Problem statement
Here are some entries; quote each one exactly.
---*---
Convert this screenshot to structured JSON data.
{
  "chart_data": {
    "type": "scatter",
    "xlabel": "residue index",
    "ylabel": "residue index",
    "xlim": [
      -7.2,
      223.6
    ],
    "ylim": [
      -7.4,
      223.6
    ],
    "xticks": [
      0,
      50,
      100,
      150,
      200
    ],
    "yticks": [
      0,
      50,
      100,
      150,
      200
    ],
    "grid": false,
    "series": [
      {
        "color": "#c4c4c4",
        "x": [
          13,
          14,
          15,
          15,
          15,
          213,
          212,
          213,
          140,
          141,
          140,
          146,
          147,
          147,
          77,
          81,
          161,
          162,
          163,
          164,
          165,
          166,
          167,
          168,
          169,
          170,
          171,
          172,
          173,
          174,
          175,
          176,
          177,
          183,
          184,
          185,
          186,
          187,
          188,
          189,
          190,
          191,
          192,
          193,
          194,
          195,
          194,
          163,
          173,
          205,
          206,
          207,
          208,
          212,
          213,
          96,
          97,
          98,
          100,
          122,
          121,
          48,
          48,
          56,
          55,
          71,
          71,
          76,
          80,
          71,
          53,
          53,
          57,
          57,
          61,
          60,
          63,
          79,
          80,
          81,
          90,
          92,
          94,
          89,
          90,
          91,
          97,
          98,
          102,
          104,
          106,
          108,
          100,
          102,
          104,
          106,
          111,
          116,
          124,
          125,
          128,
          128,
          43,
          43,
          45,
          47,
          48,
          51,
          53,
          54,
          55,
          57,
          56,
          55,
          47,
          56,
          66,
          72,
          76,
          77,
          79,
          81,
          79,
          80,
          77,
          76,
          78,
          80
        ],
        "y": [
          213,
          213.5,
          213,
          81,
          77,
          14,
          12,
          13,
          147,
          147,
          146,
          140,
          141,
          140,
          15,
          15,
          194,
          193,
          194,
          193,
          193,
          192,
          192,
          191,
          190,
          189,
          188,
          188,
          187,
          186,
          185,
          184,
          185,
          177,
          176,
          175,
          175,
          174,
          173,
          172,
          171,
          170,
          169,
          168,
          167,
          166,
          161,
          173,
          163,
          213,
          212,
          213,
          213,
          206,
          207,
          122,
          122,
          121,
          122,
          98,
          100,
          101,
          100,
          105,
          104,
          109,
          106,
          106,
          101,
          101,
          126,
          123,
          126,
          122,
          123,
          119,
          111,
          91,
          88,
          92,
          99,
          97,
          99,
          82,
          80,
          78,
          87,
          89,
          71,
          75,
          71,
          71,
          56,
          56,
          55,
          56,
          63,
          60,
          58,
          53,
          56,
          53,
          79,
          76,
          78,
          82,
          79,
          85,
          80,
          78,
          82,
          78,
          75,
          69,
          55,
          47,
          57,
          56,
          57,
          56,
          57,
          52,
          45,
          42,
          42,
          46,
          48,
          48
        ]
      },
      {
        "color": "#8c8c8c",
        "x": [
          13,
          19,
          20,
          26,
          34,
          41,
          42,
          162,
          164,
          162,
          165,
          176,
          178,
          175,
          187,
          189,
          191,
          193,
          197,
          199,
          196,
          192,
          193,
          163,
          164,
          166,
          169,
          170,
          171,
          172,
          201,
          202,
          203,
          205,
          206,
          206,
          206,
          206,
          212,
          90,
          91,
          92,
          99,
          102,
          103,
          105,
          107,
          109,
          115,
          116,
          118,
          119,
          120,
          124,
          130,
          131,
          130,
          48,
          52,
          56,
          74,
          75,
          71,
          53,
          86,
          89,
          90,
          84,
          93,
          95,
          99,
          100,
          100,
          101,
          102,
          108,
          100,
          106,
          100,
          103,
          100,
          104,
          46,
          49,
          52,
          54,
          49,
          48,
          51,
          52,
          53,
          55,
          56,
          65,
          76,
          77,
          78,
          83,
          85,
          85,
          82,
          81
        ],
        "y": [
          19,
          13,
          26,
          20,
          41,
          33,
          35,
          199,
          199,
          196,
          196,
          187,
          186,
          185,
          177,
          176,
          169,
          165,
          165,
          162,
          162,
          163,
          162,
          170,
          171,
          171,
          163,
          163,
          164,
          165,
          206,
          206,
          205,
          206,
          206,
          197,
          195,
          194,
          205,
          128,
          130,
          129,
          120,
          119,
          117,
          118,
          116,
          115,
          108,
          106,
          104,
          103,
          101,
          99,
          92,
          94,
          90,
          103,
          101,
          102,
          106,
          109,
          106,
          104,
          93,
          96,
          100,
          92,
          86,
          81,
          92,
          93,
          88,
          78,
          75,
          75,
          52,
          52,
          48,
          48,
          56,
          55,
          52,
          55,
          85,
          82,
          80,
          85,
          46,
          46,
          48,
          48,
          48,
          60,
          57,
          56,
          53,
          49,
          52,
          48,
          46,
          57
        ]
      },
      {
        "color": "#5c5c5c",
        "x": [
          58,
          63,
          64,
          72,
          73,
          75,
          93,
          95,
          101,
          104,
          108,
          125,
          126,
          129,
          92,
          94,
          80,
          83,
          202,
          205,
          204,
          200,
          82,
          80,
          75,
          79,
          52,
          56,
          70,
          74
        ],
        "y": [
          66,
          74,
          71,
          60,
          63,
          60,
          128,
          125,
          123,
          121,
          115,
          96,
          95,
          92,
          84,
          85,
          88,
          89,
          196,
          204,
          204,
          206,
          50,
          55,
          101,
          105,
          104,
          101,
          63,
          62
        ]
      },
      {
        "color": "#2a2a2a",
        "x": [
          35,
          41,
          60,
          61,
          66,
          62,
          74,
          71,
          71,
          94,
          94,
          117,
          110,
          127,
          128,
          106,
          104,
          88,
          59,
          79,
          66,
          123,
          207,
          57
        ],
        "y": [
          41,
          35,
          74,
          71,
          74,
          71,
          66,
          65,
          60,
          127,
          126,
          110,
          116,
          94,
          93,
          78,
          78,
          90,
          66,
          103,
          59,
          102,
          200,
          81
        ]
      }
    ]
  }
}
---*---
Correct answer
Convert this screenshot to structured JSON data.
{
  "chart_data": {
    "type": "scatter",
    "xlabel": "residue index",
    "ylabel": "residue index",
    "xlim": [
      -7.2,
      223.6
    ],
    "ylim": [
      -7.4,
      223.6
    ],
    "xticks": [
      0,
      50,
      100,
      150,
      200
    ],
    "yticks": [
      0,
      50,
      100,
      150,
      200
    ],
    "grid": false,
    "series": [
      {
        "color": "#c4c4c4",
        "x": [
          13,
          14,
          15,
          15,
          15,
          213,
          212,
          213,
          140,
          141,
          140,
          146,
          147,
          147,
          77,
          81,
          161,
          162,
          163,
          164,
          165,
          166,
          167,
          168,
          169,
          170,
          171,
          172,
          173,
          174,
          175,
          176,
          177,
          183,
          184,
          185,
          186,
          187,
          188,
          189,
          190,
          191,
          192,
          193,
          194,
          195,
          194,
          163,
          173,
          205,
          206,
          207,
          208,
          212,
          213,
          96,
          97,
          98,
          100,
          122,
          121,
          48,
          48,
          56,
          55,
          71,
          71,
          76,
          80,
          71,
          53,
          53,
          57,
          57,
          61,
          60,
          63,
          79,
          80,
          81,
          90,
          92,
          94,
          89,
          90,
          91,
          97,
          98,
          102,
          104,
          106,
          108,
          100,
          102,
          104,
          106,
          111,
          116,
          124,
          125,
          128,
          128,
          43,
          43,
          45,
          47,
          48,
          51,
          53,
          54,
          55,
          57,
          56,
          55,
          47,
          56,
          66,
          72,
          76,
          77,
          79,
          81,
          79,
          80,
          77,
          76,
          78,
          80
        ],
        "y": [
          213,
          213.5,
          213,
          81,
          77,
          14,
          12,
          13,
          147,
          147,
          146,
          140,
          141,
          140,
          15,
          15,
          194,
          193,
          194,
          193,
          193,
          192,
          192,
          191,
          190,
          189,
          188,
          188,
          187,
          186,
          185,
          184,
          185,
          177,
          176,
          175,
          175,
          174,
          173,
          172,
          171,
          170,
          169,
          168,
          167,
          166,
          161,
          173,
          163,
          213,
          212,
          213,
          213,
          206,
          207,
          122,
          122,
          121,
          122,
          98,
          100,
          101,
          100,
          105,
          104,
          109,
          106,
          106,
          101,
          101,
          126,
          123,
          126,
          122,
          123,
          119,
          111,
          91,
          88,
          92,
          99,
          97,
          99,
          82,
          80,
          78,
          87,
          89,
          71,
          75,
          71,
          71,
          56,
          56,
          55,
          56,
          63,
          60,
          58,
          53,
          56,
          53,
          79,
          76,
          78,
          82,
          79,
          85,
          80,
          78,
          82,
          78,
          75,
          69,
          55,
          47,
          57,
          56,
          57,
          56,
          57,
          52,
          45,
          42,
          42,
          46,
          48,
          48
        ]
      },
      {
        "color": "#8c8c8c",
        "x": [
          13,
          19,
          20,
          26,
          34,
          41,
          42,
          162,
          164,
          162,
          165,
          176,
          178,
          175,
          187,
          189,
          191,
          193,
          197,
          199,
          196,
          192,
          193,
          163,
          164,
          166,
          169,
          170,
          171,
          172,
          201,
          202,
          203,
          205,
          206,
          206,
          206,
          206,
          212,
          90,
          91,
          92,
          99,
          102,
          103,
          105,
          107,
          109,
          115,
          116,
          118,
          119,
          120,
          124,
          130,
          131,
          130,
          48,
          52,
          56,
          74,
          75,
          71,
          53,
          86,
          89,
          90,
          84,
          93,
          95,
          99,
          100,
          100,
          101,
          102,
          108,
          100,
          106,
          100,
          103,
          100,
          104,
          46,
          49,
          52,
          54,
          49,
          48,
          51,
          52,
          53,
          55,
          56,
          65,
          76,
          77,
          78,
          83,
          85,
          85,
          82,
          81
        ],
        "y": [
          19,
          13,
          26,
          20,
          41,
          33,
          35,
          199,
          199,
          196,
          196,
          187,
          186,
          185,
          177,
          176,
          169,
          165,
          165,
          162,
          162,
          163,
          162,
          170,
          171,
          171,
          163,
          163,
          164,
          165,
          206,
          206,
          205,
          206,
          206,
          197,
          195,
          194,
          205,
          128,
          130,
          129,
          120,
          119,
          117,
          118,
          116,
          115,
          108,
          106,
          104,
          103,
          101,
          99,
          92,
          94,
          90,
          103,
          101,
          102,
          106,
          109,
          106,
          104,
          93,
          96,
          100,
          92,
          86,
          81,
          92,
          93,
          88,
          78,
          75,
          75,
          52,
          52,
          48,
          48,
          56,
          55,
          52,
          55,
          85,
          82,
          80,
          85,
          46,
          46,
          48,
          48,
          48,
          60,
          57,
          56,
          53,
          49,
          52,
          48,
          46,
          57
        ]
      },
      {
        "color": "#5c5c5c",
        "x": [
          58,
          63,
          64,
          72,
          73,
          75,
          93,
          95,
          101,
          104,
          108,
          125,
          126,
          129,
          92,
          94,
          80,
          83,
          202,
          205,
          204,
          200,
          82,
          80,
          75,
          79,
          52,
          56,
          70,
          74
        ],
        "y": [
          66,
          74,
          71,
          60,
          63,
          60,
          128,
          125,
          123,
          121,
          115,
          96,
          95,
          92,
          84,
          85,
          88,
          89,
          196,
          204,
          204,
          206,
          50,
          55,
          101,
          105,
          104,
          101,
          63,
          62
        ]
      },
      {
        "color": "#2a2a2a",
        "x": [
          35,
          41,
          60,
          61,
          66,
          62,
          74,
          71,
          71,
          94,
          94,
          117,
          110,
          127,
          128,
          106,
          104,
          88,
          59,
          79,
          66,
          123,
          207,
          57
        ],
        "y": [
          41,
          35,
          74,
          71,
          74,
          71,
          66,
          65,
          60,
          127,
          126,
          110,
          116,
          94,
          93,
          78,
          78,
          90,
          66,
          103,
          59,
          102,
          200,
          81
        ]
      }
    ]
  }
}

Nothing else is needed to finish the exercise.